* **INSTRUCTION**: Collect all lines containing the word "text" from the data.

* **AVAILABLE DATA**:
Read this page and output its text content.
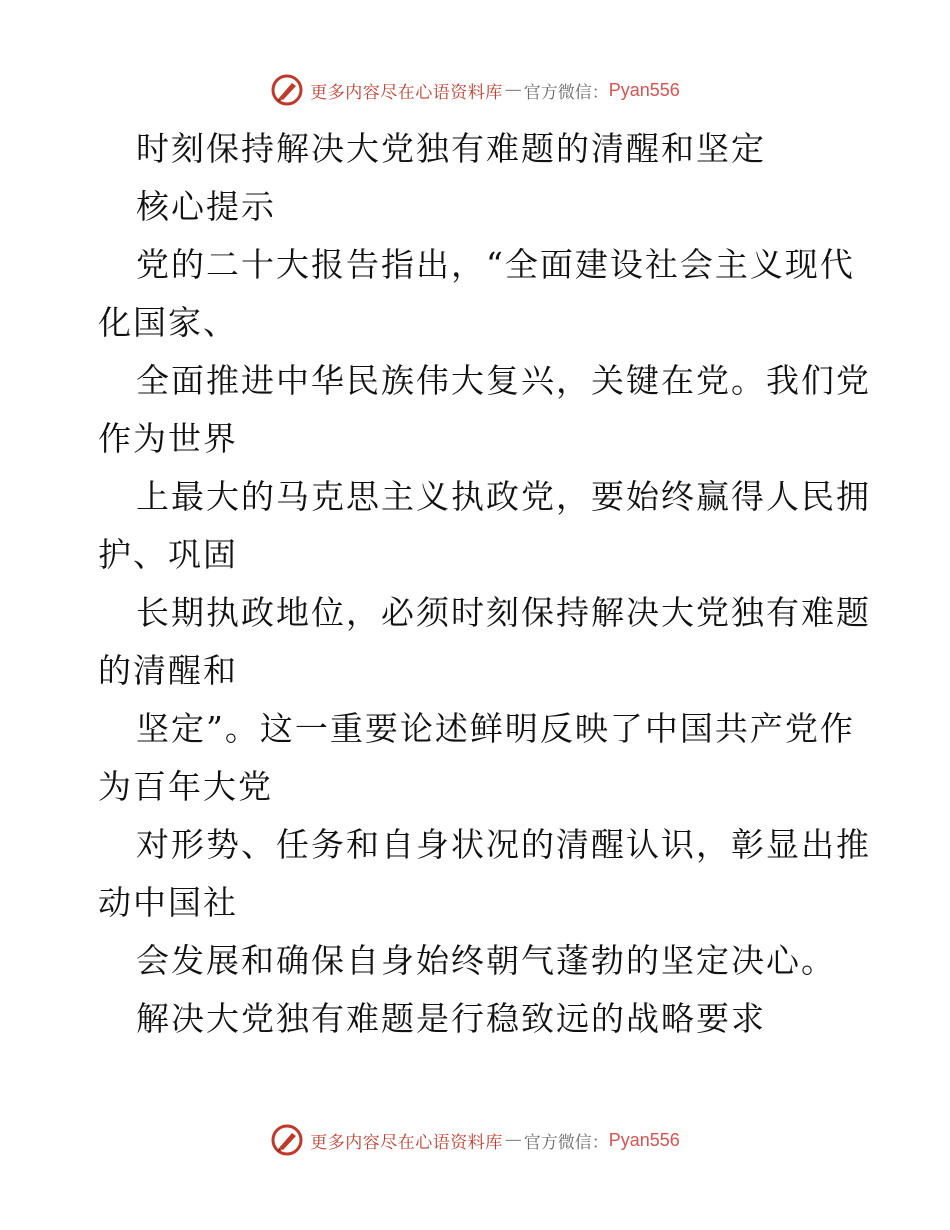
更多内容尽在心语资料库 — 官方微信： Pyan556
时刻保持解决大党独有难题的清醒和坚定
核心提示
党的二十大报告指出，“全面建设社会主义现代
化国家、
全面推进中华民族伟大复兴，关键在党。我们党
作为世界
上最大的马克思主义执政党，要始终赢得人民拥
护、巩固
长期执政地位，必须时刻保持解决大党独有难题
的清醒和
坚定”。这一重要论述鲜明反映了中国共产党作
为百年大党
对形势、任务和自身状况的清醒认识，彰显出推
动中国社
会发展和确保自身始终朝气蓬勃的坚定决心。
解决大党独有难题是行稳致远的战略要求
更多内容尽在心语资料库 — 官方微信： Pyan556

---

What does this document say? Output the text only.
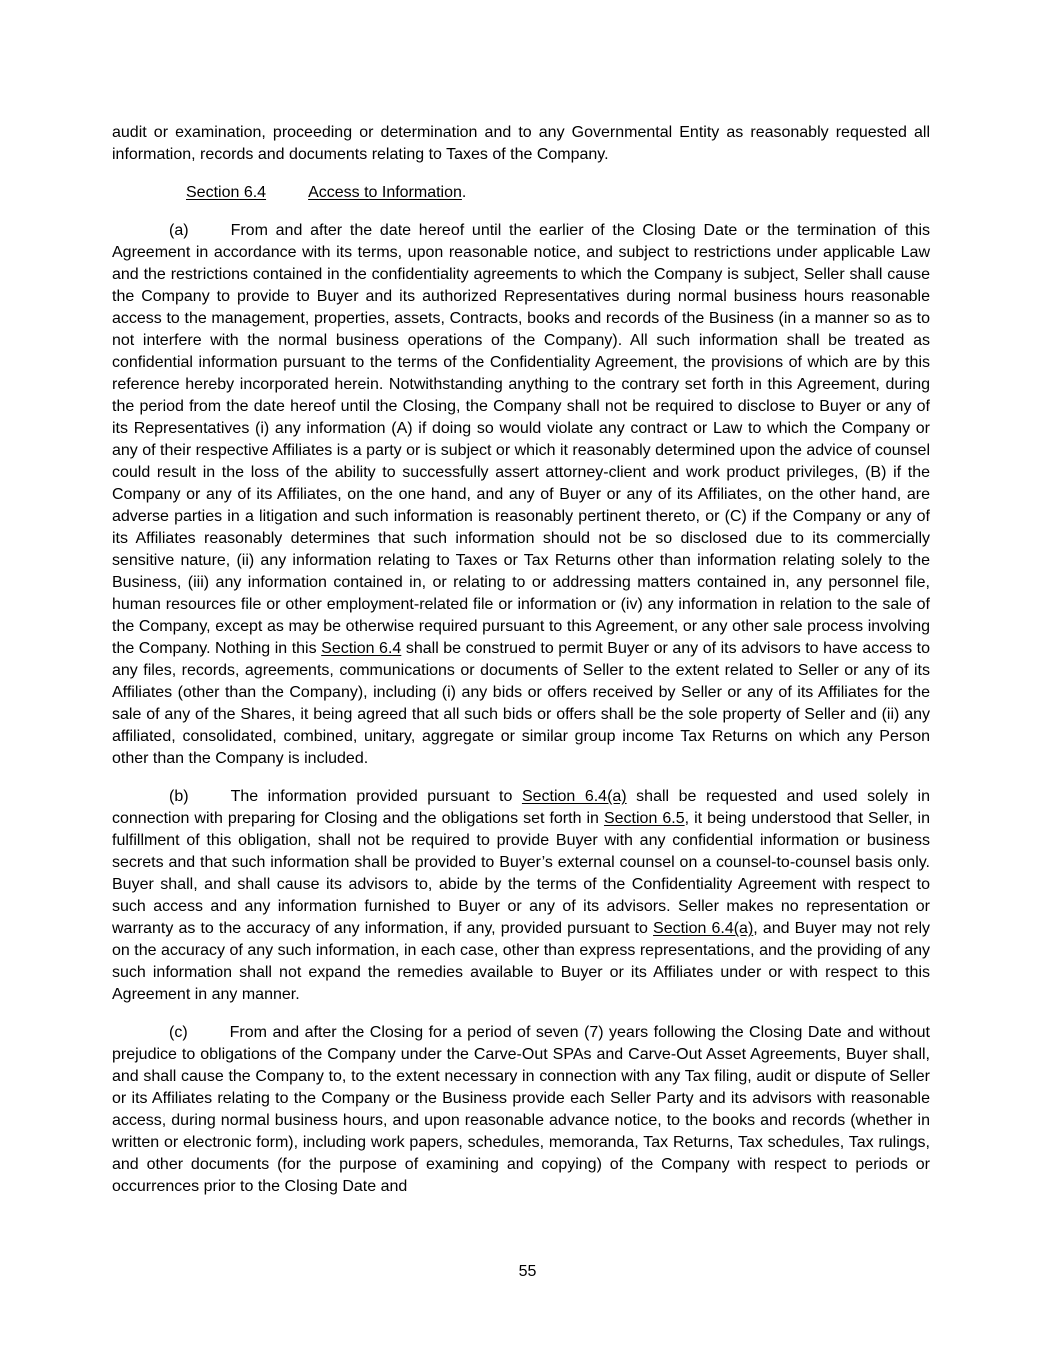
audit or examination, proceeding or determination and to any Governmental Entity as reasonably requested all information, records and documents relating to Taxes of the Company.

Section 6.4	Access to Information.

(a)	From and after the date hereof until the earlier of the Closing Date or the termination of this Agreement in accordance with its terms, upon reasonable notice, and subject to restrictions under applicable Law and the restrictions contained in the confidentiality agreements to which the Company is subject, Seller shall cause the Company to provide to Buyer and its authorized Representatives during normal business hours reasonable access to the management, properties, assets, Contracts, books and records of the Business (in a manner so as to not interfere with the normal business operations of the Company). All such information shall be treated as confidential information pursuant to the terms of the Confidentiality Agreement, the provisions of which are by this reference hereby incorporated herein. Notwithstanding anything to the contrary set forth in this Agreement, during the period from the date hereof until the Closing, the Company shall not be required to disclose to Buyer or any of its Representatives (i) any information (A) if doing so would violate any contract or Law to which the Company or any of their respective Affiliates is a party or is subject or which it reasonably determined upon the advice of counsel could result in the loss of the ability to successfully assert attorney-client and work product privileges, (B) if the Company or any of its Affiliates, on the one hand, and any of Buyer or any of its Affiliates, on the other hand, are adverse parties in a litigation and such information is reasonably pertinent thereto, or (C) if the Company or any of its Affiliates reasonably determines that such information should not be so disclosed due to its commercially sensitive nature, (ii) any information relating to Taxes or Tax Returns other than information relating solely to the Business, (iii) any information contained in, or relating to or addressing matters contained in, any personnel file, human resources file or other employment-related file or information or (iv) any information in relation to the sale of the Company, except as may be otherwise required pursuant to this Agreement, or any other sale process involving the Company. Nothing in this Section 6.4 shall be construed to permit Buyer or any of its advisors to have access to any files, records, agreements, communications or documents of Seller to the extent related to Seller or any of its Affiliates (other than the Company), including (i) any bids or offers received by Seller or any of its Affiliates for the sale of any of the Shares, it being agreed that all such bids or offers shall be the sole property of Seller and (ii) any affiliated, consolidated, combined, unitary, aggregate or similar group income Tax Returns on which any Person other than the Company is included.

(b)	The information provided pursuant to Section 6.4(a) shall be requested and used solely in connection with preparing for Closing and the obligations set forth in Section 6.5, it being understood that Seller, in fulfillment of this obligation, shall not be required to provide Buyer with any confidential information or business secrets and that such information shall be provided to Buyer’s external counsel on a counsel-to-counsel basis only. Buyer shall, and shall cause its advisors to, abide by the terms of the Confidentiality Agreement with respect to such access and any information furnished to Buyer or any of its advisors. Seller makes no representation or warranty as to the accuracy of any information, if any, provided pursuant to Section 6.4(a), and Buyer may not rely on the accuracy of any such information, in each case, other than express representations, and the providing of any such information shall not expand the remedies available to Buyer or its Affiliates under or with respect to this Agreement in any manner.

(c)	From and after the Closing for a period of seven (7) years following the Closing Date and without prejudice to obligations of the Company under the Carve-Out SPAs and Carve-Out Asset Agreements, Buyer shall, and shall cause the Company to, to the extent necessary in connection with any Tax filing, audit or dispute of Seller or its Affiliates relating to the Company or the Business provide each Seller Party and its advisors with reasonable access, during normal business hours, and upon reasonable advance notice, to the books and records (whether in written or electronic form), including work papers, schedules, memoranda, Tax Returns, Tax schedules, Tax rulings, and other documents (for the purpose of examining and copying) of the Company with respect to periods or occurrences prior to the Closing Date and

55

* **EXPECTED ANSWER**:
Read this page and output its text content.
What does this document say? Output the text only.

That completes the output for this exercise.